Exercise description
Extract every record, keeping each one exactly as it is.

Information shown
==================================================
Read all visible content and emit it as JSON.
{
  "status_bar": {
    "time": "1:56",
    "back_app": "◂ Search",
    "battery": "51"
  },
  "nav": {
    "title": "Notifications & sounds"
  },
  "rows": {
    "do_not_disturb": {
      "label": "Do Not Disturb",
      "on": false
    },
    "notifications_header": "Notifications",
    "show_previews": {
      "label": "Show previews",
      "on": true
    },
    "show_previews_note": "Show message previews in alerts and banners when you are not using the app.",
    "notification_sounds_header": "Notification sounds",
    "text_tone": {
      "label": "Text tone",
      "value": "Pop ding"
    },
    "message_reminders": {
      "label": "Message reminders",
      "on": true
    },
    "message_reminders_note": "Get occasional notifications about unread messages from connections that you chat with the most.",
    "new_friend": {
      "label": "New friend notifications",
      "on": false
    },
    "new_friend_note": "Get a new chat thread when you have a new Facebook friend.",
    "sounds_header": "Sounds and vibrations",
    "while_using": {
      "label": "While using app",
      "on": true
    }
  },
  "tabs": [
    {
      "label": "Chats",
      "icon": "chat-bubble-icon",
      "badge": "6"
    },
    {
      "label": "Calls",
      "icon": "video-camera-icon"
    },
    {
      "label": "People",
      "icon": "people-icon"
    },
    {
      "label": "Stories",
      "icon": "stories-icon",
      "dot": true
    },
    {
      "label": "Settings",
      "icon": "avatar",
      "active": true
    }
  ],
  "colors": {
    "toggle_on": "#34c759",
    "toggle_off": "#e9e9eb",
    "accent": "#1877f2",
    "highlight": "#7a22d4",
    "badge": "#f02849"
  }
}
==================================================
Written reply
Read all visible content and emit it as JSON.
{
  "status_bar": {
    "time": "1:56",
    "back_app": "◂ Search",
    "battery": "51"
  },
  "nav": {
    "title": "Notifications & sounds"
  },
  "rows": {
    "do_not_disturb": {
      "label": "Do Not Disturb",
      "on": false
    },
    "notifications_header": "Notifications",
    "show_previews": {
      "label": "Show previews",
      "on": true
    },
    "show_previews_note": "Show message previews in alerts and banners when you are not using the app.",
    "notification_sounds_header": "Notification sounds",
    "text_tone": {
      "label": "Text tone",
      "value": "Pop ding"
    },
    "message_reminders": {
      "label": "Message reminders",
      "on": true
    },
    "message_reminders_note": "Get occasional notifications about unread messages from connections that you chat with the most.",
    "new_friend": {
      "label": "New friend notifications",
      "on": false
    },
    "new_friend_note": "Get a new chat thread when you have a new Facebook friend.",
    "sounds_header": "Sounds and vibrations",
    "while_using": {
      "label": "While using app",
      "on": true
    }
  },
  "tabs": [
    {
      "label": "Chats",
      "icon": "chat-bubble-icon",
      "badge": "6"
    },
    {
      "label": "Calls",
      "icon": "video-camera-icon"
    },
    {
      "label": "People",
      "icon": "people-icon"
    },
    {
      "label": "Stories",
      "icon": "stories-icon",
      "dot": true
    },
    {
      "label": "Settings",
      "icon": "avatar",
      "active": true
    }
  ],
  "colors": {
    "toggle_on": "#34c759",
    "toggle_off": "#e9e9eb",
    "accent": "#1877f2",
    "highlight": "#7a22d4",
    "badge": "#f02849"
  }
}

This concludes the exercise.